● **What you will do**
Which lines have the string "icon"? Copy all of them from the entries below.

● **Stored data**
|---|

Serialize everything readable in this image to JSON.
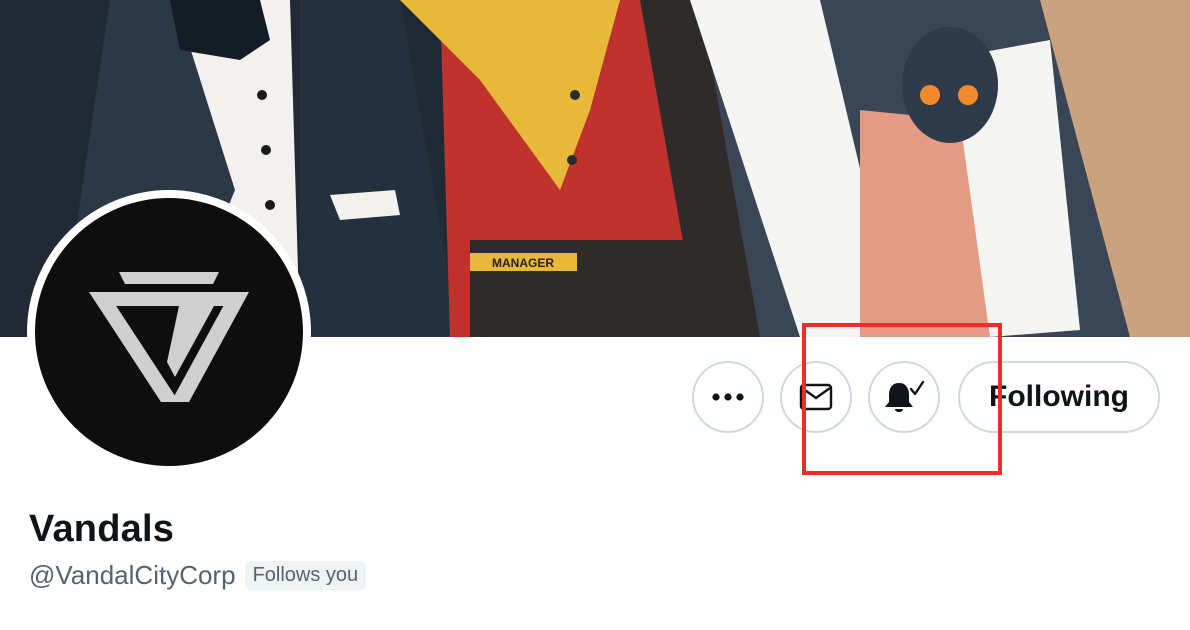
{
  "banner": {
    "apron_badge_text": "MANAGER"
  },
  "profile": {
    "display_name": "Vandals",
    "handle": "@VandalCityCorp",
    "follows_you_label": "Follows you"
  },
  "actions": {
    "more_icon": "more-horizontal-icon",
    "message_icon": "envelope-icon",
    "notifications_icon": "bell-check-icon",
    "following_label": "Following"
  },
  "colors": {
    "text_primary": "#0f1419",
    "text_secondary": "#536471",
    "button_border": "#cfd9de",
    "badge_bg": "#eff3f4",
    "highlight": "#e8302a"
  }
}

|---|

● **The completed task**
    "more_icon": "more-horizontal-icon",
    "message_icon": "envelope-icon",
    "notifications_icon": "bell-check-icon",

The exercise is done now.